> _SHORT EXERCISE_
Word for word, copy all the data and drop the pictures.

> _RECORD SET_
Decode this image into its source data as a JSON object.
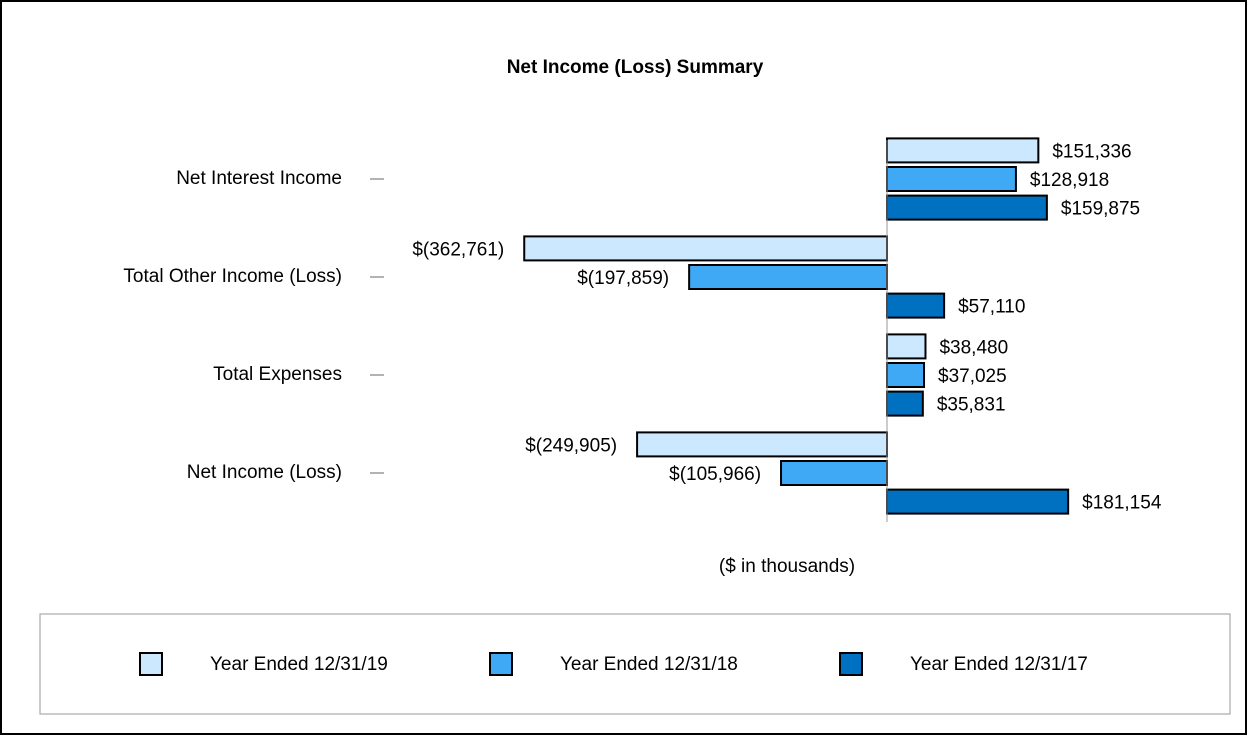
{
  "chart_data": {
    "type": "hbar",
    "title": "Net Income (Loss) Summary",
    "x_label": "($ in thousands)",
    "categories": [
      "Net Interest Income",
      "Total Other Income (Loss)",
      "Total Expenses",
      "Net Income (Loss)"
    ],
    "series": [
      {
        "name": "Year Ended 12/31/19",
        "color": "#cce8ff",
        "values": [
          151336,
          -362761,
          38480,
          -249905
        ],
        "value_labels": [
          "$151,336",
          "$(362,761)",
          "$38,480",
          "$(249,905)"
        ]
      },
      {
        "name": "Year Ended 12/31/18",
        "color": "#3fa9f5",
        "values": [
          128918,
          -197859,
          37025,
          -105966
        ],
        "value_labels": [
          "$128,918",
          "$(197,859)",
          "$37,025",
          "$(105,966)"
        ]
      },
      {
        "name": "Year Ended 12/31/17",
        "color": "#0070c0",
        "values": [
          159875,
          57110,
          35831,
          181154
        ],
        "value_labels": [
          "$159,875",
          "$57,110",
          "$35,831",
          "$181,154"
        ]
      }
    ],
    "xlim": [
      -400000,
      250000
    ],
    "legend": "bottom"
  }
}
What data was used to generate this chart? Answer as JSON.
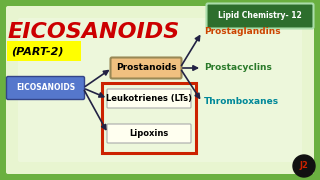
{
  "bg_color": "#6ab040",
  "bg_inner_color": "#d4eaaa",
  "title": "EICOSANOIDS",
  "title_color": "#cc0000",
  "subtitle": "(PART-2)",
  "subtitle_bg": "#ffff00",
  "header_box_text": "Lipid Chemistry- 12",
  "header_box_bg": "#2d6e2d",
  "header_box_text_color": "#ffffff",
  "eicosanoids_box_text": "EICOSANOIDS",
  "eicosanoids_box_bg": "#5577cc",
  "eicosanoids_box_text_color": "#ffffff",
  "prostanoids_box_text": "Prostanoids",
  "prostanoids_box_bg": "#f0c080",
  "leukotrienes_box_text": "Leukotrienes (LTs)",
  "leukotrienes_box_bg": "#fffff0",
  "lipoxins_box_text": "Lipoxins",
  "lipoxins_box_bg": "#fffff0",
  "red_rect_color": "#cc2200",
  "prostaglandins_text": "Prostaglandins",
  "prostaglandins_color": "#cc4400",
  "prostacyclins_text": "Prostacyclins",
  "prostacyclins_color": "#2a7a2a",
  "thromboxanes_text": "Thromboxanes",
  "thromboxanes_color": "#008899",
  "arrow_color": "#222244",
  "logo_color": "#cc2200",
  "logo_bg": "#222222"
}
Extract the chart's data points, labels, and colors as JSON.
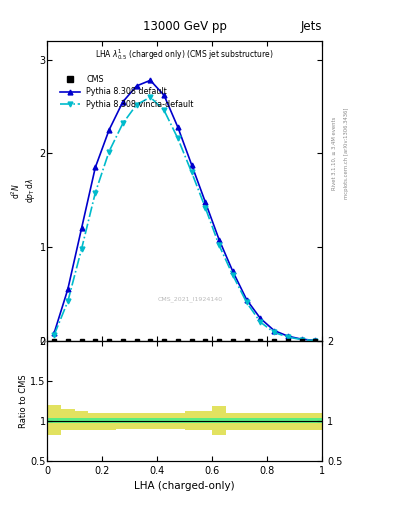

> _REPLY TO THE TASK_
Decode this image into its source data as a JSON object.
{
  "chart_data": {
    "type": "hbar",
    "title": "Net Income (Loss) Summary",
    "x_label": "($ in thousands)",
    "categories": [
      "Net Interest Income",
      "Total Other Income (Loss)",
      "Total Expenses",
      "Net Income (Loss)"
    ],
    "series": [
      {
        "name": "Year Ended 12/31/19",
        "color": "#cce8ff",
        "values": [
          151336,
          -362761,
          38480,
          -249905
        ],
        "value_labels": [
          "$151,336",
          "$(362,761)",
          "$38,480",
          "$(249,905)"
        ]
      },
      {
        "name": "Year Ended 12/31/18",
        "color": "#3fa9f5",
        "values": [
          128918,
          -197859,
          37025,
          -105966
        ],
        "value_labels": [
          "$128,918",
          "$(197,859)",
          "$37,025",
          "$(105,966)"
        ]
      },
      {
        "name": "Year Ended 12/31/17",
        "color": "#0070c0",
        "values": [
          159875,
          57110,
          35831,
          181154
        ],
        "value_labels": [
          "$159,875",
          "$57,110",
          "$35,831",
          "$181,154"
        ]
      }
    ],
    "xlim": [
      -400000,
      250000
    ],
    "legend": "bottom"
  }
}
What data was used to generate this chart? Answer as JSON.
{
  "bg_color": "#6ab040",
  "bg_inner_color": "#d4eaaa",
  "title": "EICOSANOIDS",
  "title_color": "#cc0000",
  "subtitle": "(PART-2)",
  "subtitle_bg": "#ffff00",
  "header_box_text": "Lipid Chemistry- 12",
  "header_box_bg": "#2d6e2d",
  "header_box_text_color": "#ffffff",
  "eicosanoids_box_text": "EICOSANOIDS",
  "eicosanoids_box_bg": "#5577cc",
  "eicosanoids_box_text_color": "#ffffff",
  "prostanoids_box_text": "Prostanoids",
  "prostanoids_box_bg": "#f0c080",
  "leukotrienes_box_text": "Leukotrienes (LTs)",
  "leukotrienes_box_bg": "#fffff0",
  "lipoxins_box_text": "Lipoxins",
  "lipoxins_box_bg": "#fffff0",
  "red_rect_color": "#cc2200",
  "prostaglandins_text": "Prostaglandins",
  "prostaglandins_color": "#cc4400",
  "prostacyclins_text": "Prostacyclins",
  "prostacyclins_color": "#2a7a2a",
  "thromboxanes_text": "Thromboxanes",
  "thromboxanes_color": "#008899",
  "arrow_color": "#222244",
  "logo_color": "#cc2200",
  "logo_bg": "#222222"
}
Extract the chart's data points, labels, and colors as JSON.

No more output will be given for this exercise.